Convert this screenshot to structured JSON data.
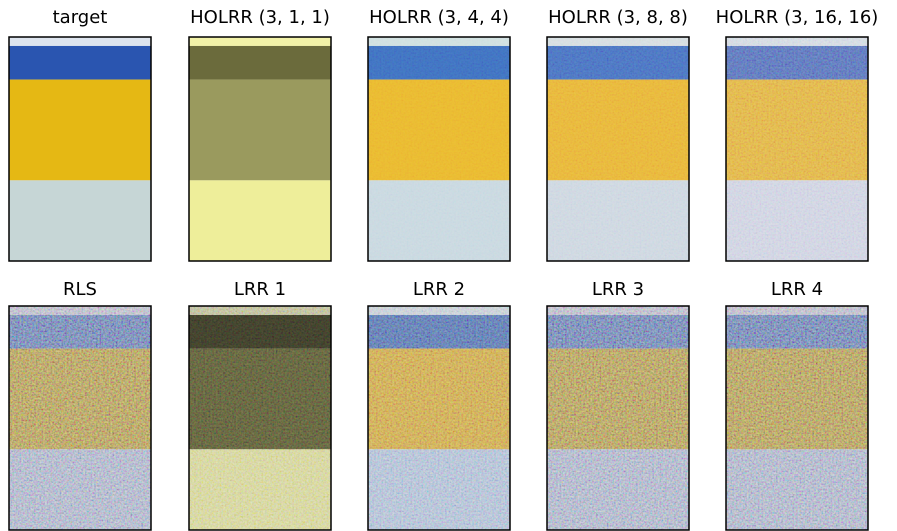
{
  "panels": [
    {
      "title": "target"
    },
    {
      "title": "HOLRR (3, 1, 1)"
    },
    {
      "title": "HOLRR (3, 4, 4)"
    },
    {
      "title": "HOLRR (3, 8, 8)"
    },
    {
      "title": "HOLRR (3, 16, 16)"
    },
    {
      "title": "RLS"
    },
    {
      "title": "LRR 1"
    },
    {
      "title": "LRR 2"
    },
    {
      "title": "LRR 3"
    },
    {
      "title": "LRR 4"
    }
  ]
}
+ + + + + + +
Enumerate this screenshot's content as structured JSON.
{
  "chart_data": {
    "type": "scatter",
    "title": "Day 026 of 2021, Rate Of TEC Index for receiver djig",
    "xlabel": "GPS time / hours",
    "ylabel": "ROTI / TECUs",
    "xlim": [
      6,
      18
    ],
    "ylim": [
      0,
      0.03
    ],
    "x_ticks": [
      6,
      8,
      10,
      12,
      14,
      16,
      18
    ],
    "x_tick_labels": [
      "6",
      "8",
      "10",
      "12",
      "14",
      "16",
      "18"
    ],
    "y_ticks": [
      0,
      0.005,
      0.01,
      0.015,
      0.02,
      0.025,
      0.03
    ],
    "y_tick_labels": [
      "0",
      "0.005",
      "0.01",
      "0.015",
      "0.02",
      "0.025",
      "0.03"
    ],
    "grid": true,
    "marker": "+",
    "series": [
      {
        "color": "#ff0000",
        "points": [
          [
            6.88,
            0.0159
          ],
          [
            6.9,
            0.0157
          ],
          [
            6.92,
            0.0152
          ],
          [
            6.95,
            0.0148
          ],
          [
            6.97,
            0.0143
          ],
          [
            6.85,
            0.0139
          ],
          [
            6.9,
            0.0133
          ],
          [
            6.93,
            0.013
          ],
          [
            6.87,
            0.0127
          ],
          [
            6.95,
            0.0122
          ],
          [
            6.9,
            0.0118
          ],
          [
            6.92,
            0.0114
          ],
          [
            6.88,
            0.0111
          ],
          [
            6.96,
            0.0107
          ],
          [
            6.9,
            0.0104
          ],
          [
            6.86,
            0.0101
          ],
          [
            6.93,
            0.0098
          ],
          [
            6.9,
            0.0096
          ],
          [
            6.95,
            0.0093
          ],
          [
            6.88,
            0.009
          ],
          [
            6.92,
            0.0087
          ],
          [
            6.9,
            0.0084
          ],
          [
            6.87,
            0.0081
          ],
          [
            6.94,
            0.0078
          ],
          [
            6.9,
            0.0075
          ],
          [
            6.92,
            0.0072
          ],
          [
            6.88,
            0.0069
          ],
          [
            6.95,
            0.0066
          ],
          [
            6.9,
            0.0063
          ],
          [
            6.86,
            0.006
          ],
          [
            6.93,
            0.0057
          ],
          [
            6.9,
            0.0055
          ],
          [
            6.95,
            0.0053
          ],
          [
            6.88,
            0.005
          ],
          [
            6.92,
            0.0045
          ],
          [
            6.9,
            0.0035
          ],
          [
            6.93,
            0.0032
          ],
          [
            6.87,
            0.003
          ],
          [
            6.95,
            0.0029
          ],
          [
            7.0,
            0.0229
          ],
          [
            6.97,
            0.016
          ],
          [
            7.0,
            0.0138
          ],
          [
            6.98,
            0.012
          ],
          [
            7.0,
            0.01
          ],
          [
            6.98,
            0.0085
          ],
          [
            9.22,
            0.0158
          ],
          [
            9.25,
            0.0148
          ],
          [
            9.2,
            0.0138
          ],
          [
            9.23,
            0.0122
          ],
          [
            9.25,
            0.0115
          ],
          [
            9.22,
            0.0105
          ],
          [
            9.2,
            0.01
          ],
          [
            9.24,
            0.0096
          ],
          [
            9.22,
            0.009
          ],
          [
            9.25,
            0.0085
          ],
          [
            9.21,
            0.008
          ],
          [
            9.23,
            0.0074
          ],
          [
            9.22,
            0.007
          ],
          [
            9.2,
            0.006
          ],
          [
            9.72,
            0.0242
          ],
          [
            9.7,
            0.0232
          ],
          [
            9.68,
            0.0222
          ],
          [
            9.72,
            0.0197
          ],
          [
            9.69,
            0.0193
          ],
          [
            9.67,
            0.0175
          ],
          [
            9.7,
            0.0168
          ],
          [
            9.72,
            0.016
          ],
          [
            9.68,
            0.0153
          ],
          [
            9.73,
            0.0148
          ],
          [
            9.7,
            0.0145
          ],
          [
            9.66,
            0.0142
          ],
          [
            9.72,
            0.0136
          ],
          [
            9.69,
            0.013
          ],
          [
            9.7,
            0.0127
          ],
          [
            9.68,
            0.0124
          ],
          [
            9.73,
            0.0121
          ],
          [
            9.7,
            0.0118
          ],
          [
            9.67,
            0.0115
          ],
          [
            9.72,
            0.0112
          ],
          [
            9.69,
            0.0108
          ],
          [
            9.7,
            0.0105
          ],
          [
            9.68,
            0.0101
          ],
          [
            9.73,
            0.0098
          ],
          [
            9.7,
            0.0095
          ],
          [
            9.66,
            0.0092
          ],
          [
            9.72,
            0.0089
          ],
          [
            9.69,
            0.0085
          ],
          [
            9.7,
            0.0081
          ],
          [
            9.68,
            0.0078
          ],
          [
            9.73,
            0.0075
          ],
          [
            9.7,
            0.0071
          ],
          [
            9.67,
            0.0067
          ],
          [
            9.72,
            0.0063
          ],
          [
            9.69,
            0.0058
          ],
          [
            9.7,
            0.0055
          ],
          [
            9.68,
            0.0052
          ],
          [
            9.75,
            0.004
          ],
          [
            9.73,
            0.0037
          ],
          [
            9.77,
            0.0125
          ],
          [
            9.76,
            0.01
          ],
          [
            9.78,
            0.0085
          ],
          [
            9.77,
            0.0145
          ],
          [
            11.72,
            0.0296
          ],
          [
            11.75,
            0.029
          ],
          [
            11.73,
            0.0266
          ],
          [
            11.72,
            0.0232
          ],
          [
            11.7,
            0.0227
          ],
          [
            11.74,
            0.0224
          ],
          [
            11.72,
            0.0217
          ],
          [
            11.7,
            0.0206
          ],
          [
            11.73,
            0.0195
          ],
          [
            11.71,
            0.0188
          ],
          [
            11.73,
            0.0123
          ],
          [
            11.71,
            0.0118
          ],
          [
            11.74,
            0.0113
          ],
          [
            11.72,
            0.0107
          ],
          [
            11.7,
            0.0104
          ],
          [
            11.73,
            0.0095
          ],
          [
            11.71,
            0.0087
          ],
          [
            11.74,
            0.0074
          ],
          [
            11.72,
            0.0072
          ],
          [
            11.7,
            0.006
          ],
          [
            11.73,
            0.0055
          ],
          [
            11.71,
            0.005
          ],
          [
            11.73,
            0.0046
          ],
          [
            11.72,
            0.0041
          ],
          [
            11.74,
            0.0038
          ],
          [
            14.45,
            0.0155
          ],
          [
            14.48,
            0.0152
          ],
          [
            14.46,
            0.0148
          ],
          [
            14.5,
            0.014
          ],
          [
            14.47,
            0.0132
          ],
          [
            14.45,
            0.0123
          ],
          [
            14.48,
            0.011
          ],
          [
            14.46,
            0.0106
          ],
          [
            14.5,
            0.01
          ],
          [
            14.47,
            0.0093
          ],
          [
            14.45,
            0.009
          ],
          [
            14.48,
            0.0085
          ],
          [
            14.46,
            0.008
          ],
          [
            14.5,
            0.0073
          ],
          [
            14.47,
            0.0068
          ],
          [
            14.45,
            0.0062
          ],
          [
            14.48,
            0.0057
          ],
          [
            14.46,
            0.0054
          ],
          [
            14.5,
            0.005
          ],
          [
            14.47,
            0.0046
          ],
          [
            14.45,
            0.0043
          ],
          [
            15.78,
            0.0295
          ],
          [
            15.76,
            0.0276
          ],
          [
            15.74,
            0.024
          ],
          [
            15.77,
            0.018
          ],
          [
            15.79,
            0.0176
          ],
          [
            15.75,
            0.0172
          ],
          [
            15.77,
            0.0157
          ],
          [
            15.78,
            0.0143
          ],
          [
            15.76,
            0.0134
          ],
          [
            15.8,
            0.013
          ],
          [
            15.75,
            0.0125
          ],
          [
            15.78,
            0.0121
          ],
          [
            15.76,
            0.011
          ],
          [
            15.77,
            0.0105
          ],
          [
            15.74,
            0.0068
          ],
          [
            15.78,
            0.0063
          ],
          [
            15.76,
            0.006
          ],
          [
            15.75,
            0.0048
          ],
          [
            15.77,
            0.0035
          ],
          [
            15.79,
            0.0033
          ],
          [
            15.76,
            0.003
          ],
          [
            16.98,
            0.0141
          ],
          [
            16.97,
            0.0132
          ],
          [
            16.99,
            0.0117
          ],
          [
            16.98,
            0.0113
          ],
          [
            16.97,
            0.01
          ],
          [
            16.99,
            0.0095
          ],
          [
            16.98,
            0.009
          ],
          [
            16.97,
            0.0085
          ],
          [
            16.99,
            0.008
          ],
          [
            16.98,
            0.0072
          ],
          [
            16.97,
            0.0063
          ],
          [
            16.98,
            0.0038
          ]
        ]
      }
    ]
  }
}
+ + + + + + +
Given instruction: Locate all lines that include the word "screenshot" and copy them out.

Complete output:
Convert this screenshot to structured JSON data.
Enumerate this screenshot's content as structured JSON.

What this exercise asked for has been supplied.